▶ [Data for this exercise]:
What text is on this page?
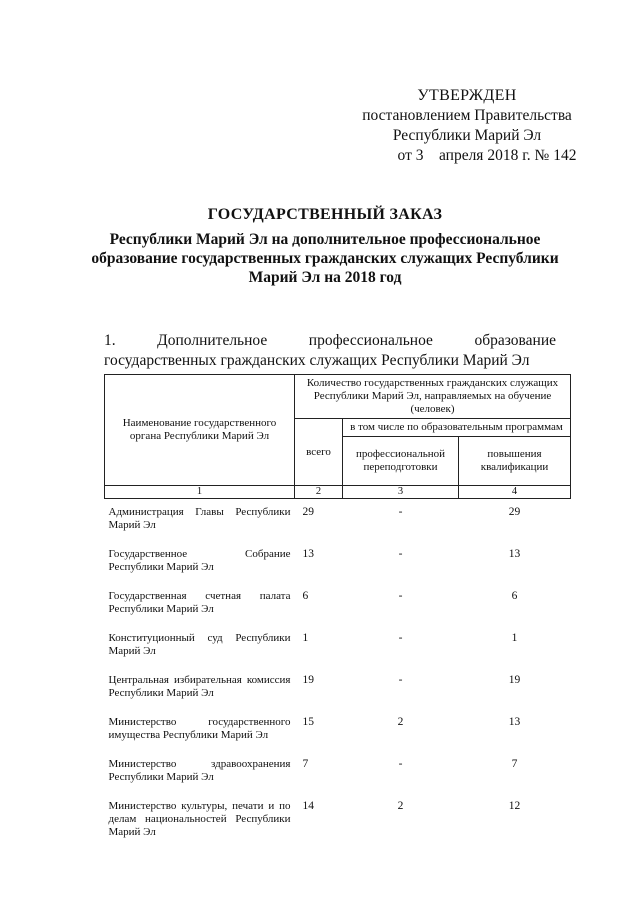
УТВЕРЖДЕН
постановлением Правительства
Республики Марий Эл
от 3    апреля 2018 г. № 142
ГОСУДАРСТВЕННЫЙ ЗАКАЗ
Республики Марий Эл на дополнительное профессиональное
образование государственных гражданских служащих Республики
Марий Эл на 2018 год
1. Дополнительное профессиональное образование государственных гражданских служащих Республики Марий Эл
Наименование государственного органа Республики Марий Эл	Количество государственных гражданских служащих Республики Марий Эл, направляемых на обучение (человек)		
	всего	в том числе по образовательным программам	
		профессиональной переподготовки	повышения квалификации
1	2	3	4
Администрация Главы Республики Марий Эл	29	-	29
Государственное Собрание Республики Марий Эл	13	-	13
Государственная счетная палата Республики Марий Эл	6	-	6
Конституционный суд Республики Марий Эл	1	-	1
Центральная избирательная комиссия Республики Марий Эл	19	-	19
Министерство государственного имущества Республики Марий Эл	15	2	13
Министерство здравоохранения Республики Марий Эл	7	-	7
Министерство культуры, печати и по делам национальностей Республики Марий Эл	14	2	12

▶ [Instruction]: Repeat every record precisely. Any picture among them stays out of the copy.

▶ [Exercise result]:
What text is on this page?
УТВЕРЖДЕН
постановлением Правительства
Республики Марий Эл
от 3    апреля 2018 г. № 142
ГОСУДАРСТВЕННЫЙ ЗАКАЗ
Республики Марий Эл на дополнительное профессиональное
образование государственных гражданских служащих Республики
Марий Эл на 2018 год
1. Дополнительное профессиональное образование государственных гражданских служащих Республики Марий Эл
Наименование государственного органа Республики Марий Эл	Количество государственных гражданских служащих Республики Марий Эл, направляемых на обучение (человек)		
	всего	в том числе по образовательным программам	
		профессиональной переподготовки	повышения квалификации
1	2	3	4
Администрация Главы Республики Марий Эл	29	-	29
Государственное Собрание Республики Марий Эл	13	-	13
Государственная счетная палата Республики Марий Эл	6	-	6
Конституционный суд Республики Марий Эл	1	-	1
Центральная избирательная комиссия Республики Марий Эл	19	-	19
Министерство государственного имущества Республики Марий Эл	15	2	13
Министерство здравоохранения Республики Марий Эл	7	-	7
Министерство культуры, печати и по делам национальностей Республики Марий Эл	14	2	12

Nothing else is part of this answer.